● Page excerpt

%%

What Clears an Investment Committee
A feedstock position, not just a plant. Contracted or owned feedstock with defined volume, price and contamination limits. Feedstock is the majority of cost; an uncontracted producer is a price-taker.
Demonstrated feedstock flexibility. Can the asset switch inputs, or is it hard-wired to one constrained stream? Optionality is the priced asset.
Co-product slate flexibility. Ability to flex the SAF, renewable diesel and naphtha split toward the best margin.
A view past the HEFA wall. If the thesis depends only on waste oil, it has a structural end date. Where does volume come from in the 2030s?
Macro-hedged exposure. Understand whether the cost base is oil-linked (HEFA) or power-linked (PtL), and size the portfolio so a crude swing does not break it.
SAF Feedstock: Investor FAQ
What is the biggest constraint on scaling SAF?

%%

● Problem details
Answer these from the SAF investment excerpt:
1. What does the excerpt say makes up the majority of cost?
2. Which three products make up the split that co-product slate flexibility shifts toward the best margin?
3. What is the cost base of PtL linked to?

● Listed records
%%

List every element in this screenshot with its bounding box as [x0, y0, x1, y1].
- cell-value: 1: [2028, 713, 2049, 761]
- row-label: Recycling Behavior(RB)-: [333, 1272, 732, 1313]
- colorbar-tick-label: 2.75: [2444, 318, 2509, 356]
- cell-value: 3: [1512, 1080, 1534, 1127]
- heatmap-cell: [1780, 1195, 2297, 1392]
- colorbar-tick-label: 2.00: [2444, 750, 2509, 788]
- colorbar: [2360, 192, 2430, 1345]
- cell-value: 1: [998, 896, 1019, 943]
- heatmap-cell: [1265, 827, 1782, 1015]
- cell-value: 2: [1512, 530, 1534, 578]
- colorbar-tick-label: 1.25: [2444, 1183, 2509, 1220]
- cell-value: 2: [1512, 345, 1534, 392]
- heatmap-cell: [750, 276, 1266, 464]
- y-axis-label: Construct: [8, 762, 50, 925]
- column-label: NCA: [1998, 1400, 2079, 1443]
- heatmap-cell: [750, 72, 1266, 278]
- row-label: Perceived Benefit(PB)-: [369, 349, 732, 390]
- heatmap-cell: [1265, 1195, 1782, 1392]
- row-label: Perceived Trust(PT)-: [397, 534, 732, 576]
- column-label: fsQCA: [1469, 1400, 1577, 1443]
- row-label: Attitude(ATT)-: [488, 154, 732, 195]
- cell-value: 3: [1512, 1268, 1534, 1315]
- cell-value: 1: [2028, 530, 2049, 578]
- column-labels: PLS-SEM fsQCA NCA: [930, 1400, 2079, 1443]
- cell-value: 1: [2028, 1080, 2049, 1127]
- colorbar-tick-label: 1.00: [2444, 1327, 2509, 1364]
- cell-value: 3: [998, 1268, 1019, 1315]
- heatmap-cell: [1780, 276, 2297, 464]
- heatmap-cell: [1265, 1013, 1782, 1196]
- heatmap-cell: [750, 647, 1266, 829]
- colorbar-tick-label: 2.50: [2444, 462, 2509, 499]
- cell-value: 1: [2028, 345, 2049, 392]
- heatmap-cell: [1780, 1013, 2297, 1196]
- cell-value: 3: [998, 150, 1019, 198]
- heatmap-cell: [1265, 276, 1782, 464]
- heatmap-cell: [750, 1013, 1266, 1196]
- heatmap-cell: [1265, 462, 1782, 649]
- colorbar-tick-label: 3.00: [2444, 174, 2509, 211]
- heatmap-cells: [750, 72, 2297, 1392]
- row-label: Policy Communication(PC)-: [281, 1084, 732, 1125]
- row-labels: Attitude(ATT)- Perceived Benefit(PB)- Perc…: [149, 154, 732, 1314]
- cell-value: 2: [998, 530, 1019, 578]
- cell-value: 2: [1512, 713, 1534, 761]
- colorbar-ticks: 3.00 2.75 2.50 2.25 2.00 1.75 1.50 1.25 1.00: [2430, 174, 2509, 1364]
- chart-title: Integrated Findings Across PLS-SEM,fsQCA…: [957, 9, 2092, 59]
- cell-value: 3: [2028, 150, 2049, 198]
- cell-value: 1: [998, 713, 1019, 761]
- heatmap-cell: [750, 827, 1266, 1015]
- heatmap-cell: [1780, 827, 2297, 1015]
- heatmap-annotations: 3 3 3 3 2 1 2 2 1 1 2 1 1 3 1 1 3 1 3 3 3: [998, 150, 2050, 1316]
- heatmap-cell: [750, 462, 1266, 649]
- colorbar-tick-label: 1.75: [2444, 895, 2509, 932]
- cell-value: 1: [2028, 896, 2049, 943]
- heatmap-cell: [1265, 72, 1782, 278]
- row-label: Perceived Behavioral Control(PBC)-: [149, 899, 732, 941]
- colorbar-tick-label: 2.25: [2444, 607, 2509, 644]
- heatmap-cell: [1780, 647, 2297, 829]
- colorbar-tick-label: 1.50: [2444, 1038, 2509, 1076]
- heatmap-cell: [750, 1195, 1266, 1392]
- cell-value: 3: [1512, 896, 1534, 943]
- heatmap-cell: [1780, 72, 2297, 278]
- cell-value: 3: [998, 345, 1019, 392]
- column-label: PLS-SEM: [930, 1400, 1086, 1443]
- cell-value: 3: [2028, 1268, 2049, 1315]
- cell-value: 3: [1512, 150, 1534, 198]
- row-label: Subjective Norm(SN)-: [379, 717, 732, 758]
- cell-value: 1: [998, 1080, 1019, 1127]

%%

● Written reply
1. Feedstock.
2. SAF, renewable diesel and naphtha.
3. Power.